What you are asked to do: Identify and copy all lines of the material where the string "date" is found.

Working data:

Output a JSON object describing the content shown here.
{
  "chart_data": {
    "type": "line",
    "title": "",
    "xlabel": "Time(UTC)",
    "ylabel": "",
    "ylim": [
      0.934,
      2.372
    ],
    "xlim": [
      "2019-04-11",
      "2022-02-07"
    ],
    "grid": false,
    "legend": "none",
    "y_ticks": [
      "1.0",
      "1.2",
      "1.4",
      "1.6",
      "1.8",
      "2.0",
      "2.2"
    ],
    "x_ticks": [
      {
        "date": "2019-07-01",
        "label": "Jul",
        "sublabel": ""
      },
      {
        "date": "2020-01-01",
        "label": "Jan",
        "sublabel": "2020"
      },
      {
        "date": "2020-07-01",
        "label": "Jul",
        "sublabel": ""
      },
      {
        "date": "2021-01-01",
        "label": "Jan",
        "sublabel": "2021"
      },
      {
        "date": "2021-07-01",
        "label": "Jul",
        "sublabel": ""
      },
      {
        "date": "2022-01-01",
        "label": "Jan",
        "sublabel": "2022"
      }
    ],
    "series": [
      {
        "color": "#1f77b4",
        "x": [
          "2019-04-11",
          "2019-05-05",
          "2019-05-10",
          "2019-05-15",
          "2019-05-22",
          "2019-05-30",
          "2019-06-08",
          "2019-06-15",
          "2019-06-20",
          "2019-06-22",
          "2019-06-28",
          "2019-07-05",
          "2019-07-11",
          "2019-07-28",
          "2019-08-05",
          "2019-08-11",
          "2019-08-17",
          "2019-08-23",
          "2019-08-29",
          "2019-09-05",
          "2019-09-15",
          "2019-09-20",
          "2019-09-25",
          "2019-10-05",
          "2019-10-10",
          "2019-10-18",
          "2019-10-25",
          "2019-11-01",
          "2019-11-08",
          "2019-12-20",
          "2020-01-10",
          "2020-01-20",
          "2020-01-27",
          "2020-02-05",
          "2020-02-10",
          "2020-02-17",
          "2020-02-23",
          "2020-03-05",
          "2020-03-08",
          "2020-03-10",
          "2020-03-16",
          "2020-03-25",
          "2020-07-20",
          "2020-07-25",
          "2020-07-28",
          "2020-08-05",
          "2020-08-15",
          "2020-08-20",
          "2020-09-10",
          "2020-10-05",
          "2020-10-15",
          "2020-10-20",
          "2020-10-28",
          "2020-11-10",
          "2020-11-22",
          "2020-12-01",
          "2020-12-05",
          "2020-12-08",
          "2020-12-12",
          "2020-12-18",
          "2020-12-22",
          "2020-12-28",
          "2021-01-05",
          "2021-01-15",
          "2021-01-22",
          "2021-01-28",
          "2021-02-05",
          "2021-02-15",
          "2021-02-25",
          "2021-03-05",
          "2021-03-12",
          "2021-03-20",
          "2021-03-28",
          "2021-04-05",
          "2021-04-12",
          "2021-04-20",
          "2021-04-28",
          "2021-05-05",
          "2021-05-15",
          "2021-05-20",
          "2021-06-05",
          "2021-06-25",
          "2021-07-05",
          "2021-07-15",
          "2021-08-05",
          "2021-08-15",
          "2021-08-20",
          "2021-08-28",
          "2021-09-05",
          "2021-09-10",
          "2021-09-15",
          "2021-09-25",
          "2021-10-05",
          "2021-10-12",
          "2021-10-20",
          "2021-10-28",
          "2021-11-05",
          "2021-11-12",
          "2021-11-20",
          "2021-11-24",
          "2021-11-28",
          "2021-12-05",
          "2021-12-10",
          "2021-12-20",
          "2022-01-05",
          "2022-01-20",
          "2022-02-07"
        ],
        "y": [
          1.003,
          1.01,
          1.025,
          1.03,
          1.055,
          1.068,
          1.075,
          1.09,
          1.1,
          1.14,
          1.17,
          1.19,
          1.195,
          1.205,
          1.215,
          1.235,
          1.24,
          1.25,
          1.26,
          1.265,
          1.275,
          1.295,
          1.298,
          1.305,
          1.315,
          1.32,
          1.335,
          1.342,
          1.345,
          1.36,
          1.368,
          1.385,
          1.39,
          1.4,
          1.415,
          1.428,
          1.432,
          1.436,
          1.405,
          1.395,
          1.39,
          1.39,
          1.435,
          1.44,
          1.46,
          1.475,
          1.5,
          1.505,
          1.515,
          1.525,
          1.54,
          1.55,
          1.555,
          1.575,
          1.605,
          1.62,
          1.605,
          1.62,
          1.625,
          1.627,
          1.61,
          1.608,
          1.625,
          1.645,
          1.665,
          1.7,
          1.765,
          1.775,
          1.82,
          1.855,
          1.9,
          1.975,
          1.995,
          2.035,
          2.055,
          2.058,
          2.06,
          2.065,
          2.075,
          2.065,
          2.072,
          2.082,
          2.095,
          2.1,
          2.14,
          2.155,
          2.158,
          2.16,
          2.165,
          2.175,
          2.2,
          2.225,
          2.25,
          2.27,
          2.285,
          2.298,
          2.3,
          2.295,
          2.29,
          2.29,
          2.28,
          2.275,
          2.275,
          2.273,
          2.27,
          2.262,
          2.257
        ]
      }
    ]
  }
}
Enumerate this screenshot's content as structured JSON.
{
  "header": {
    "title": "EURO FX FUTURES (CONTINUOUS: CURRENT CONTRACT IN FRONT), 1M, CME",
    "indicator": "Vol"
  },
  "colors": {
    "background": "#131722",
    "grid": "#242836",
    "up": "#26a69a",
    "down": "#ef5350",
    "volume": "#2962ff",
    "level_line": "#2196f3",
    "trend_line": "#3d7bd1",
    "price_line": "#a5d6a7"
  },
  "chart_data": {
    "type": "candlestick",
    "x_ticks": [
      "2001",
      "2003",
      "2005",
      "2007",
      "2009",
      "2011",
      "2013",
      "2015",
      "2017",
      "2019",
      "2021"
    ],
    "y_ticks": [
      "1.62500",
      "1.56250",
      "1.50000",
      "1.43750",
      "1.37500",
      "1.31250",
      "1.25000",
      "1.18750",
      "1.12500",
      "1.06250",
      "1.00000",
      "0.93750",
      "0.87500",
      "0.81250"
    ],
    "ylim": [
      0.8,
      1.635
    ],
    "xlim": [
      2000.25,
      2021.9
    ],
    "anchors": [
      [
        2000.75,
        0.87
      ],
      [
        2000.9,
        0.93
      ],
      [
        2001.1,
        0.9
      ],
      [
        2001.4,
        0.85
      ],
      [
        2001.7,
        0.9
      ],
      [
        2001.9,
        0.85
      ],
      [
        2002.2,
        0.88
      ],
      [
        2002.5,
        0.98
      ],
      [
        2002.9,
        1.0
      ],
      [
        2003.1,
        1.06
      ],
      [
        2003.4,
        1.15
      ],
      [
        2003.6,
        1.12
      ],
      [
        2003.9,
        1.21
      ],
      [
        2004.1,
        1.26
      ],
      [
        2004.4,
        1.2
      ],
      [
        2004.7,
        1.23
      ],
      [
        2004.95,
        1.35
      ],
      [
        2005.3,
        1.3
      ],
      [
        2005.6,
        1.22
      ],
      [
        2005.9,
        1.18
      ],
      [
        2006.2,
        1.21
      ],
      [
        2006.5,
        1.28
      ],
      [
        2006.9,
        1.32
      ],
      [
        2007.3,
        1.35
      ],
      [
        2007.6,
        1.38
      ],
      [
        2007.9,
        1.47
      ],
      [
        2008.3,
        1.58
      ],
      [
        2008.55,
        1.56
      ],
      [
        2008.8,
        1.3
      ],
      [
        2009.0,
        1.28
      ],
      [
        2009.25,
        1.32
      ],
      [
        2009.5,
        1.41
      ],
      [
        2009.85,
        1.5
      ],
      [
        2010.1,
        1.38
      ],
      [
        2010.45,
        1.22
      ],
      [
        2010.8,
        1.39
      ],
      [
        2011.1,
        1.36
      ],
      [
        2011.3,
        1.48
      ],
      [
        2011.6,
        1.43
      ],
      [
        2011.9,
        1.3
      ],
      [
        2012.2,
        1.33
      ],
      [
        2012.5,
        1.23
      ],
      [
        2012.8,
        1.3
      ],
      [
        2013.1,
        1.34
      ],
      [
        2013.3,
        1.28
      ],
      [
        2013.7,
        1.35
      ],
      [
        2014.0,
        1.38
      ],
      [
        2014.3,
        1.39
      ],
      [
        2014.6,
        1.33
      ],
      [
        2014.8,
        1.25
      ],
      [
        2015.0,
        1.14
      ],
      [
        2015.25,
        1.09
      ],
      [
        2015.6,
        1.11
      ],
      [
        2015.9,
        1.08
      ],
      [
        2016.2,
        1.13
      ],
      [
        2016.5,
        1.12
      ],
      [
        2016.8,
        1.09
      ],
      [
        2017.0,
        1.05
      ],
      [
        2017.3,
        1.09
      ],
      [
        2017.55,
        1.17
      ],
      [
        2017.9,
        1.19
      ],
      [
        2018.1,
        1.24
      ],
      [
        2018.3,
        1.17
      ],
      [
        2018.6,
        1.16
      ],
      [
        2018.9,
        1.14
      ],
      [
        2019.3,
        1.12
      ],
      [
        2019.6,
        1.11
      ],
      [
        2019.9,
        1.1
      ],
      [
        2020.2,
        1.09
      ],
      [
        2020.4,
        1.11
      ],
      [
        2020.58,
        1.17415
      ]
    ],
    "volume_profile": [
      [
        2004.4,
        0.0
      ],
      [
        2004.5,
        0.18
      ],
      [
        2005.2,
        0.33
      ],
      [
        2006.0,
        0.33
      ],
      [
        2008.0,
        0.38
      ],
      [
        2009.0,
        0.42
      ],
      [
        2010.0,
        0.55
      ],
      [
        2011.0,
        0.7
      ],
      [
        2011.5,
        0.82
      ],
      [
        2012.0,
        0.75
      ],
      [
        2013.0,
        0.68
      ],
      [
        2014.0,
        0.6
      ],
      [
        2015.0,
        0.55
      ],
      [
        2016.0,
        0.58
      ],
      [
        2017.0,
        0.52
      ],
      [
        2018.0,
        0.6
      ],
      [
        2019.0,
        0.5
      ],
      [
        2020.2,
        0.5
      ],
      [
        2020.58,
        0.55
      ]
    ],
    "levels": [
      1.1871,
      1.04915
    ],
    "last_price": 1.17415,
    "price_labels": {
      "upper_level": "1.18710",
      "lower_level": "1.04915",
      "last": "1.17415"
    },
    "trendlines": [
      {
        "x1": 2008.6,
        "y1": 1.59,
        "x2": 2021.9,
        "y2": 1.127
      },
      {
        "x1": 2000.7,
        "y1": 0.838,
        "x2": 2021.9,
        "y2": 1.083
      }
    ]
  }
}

Exercise response:
        "date": "2019-07-01",
        "date": "2020-01-01",
        "date": "2020-07-01",
        "date": "2021-01-01",
        "date": "2021-07-01",
        "date": "2022-01-01",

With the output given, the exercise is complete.